Challenge: Copy every line of the records below that holds the word "this".

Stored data
========

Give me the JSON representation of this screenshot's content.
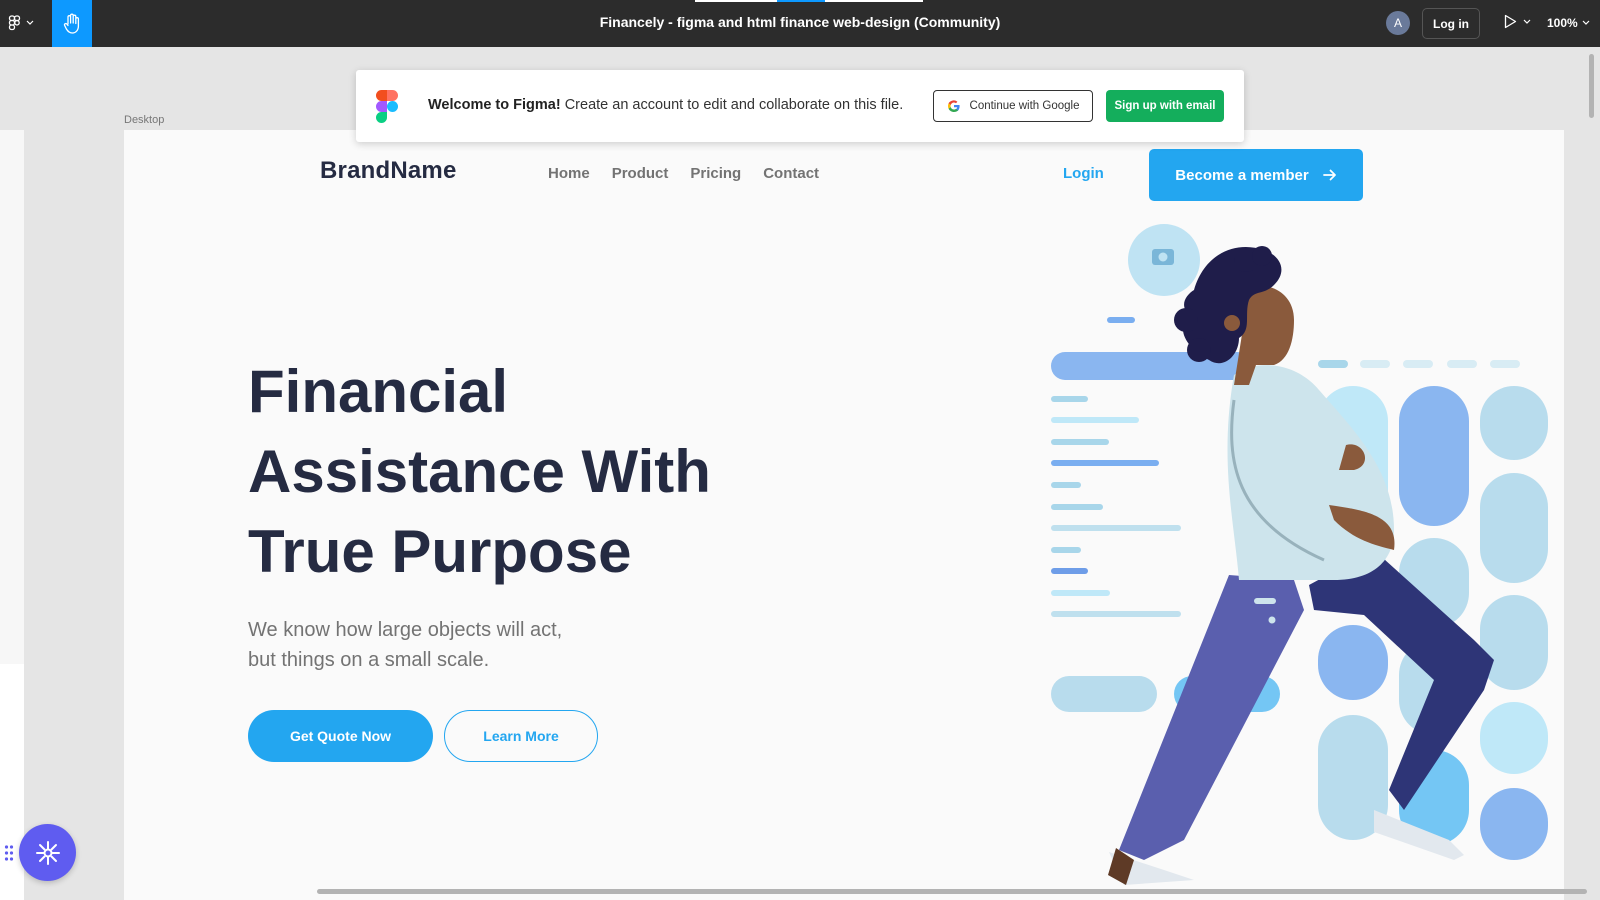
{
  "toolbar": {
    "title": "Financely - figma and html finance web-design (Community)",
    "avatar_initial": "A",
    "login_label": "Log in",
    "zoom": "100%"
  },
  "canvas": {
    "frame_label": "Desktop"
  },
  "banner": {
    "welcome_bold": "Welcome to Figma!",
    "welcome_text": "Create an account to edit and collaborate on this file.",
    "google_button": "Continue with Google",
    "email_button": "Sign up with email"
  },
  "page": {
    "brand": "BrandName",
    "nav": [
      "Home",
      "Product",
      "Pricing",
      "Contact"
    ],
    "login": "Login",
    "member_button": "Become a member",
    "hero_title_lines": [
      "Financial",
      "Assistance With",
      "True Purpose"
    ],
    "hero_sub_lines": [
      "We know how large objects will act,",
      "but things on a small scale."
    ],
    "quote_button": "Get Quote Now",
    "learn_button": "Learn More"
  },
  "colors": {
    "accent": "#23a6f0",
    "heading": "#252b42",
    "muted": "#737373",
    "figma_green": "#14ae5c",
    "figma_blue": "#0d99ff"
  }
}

========

Expected answer:
Give me the JSON representation of this screenshot's content.
    "welcome_text": "Create an account to edit and collaborate on this file.",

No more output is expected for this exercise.